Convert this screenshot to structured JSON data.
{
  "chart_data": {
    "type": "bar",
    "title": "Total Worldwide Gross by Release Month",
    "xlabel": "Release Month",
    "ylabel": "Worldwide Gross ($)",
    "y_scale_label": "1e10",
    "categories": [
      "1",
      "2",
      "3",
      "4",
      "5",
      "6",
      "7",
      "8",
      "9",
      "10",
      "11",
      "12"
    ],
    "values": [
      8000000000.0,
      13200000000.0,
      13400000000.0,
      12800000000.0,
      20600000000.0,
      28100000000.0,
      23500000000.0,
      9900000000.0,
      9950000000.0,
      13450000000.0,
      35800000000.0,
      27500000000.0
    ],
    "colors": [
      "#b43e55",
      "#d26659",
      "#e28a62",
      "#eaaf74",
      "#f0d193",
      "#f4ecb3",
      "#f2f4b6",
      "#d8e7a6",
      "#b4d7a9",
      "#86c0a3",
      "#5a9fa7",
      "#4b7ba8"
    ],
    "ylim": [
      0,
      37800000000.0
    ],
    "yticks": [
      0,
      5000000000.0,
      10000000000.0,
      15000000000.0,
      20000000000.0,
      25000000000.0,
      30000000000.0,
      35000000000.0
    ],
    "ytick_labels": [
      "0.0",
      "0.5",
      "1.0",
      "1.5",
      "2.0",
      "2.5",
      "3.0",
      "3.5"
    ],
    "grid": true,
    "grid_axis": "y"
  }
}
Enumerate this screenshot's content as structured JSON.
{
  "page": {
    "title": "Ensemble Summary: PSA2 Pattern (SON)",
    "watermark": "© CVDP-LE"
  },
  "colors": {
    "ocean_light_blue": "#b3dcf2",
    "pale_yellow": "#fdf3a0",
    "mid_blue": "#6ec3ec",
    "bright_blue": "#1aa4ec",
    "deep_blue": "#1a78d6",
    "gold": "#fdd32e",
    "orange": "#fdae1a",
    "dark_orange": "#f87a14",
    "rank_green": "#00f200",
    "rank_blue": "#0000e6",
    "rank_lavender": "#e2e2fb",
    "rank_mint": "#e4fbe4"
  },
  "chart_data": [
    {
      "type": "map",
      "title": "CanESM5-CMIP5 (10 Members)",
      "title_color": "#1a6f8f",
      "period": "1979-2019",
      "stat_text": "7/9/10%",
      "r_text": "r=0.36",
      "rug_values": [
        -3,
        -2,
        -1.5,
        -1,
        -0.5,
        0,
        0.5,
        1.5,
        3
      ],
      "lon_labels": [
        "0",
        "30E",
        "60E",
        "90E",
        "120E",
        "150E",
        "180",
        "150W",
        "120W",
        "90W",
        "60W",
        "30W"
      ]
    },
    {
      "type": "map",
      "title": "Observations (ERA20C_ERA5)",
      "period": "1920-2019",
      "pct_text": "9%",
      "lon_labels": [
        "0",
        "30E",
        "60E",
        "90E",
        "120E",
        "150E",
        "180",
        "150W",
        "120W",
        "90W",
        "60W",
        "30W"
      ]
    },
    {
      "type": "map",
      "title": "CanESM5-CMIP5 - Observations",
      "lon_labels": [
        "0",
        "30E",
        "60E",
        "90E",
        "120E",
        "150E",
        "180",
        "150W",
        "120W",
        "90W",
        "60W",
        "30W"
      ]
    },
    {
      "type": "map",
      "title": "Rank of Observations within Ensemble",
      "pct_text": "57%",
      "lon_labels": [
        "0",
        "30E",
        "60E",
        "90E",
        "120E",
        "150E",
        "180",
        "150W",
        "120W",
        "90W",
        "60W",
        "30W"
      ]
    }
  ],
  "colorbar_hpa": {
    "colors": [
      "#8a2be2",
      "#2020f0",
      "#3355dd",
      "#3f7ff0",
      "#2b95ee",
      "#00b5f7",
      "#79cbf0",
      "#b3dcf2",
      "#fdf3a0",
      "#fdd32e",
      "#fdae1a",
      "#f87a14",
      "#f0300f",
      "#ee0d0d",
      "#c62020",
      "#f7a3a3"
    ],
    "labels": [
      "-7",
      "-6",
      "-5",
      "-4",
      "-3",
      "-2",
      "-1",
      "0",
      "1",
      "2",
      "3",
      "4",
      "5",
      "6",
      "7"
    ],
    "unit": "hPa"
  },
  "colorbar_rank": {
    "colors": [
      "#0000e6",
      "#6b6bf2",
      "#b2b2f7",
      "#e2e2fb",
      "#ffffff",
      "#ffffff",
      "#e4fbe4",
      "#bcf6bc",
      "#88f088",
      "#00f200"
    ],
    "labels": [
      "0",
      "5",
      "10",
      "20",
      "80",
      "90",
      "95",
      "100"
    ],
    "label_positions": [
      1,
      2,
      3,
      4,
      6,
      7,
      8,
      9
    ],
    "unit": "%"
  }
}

........

** Task directions **
Where a line contains the string "screenshot", extract that line.

** Expected answer **
Convert this screenshot to structured JSON data.
Enumerate this screenshot's content as structured JSON.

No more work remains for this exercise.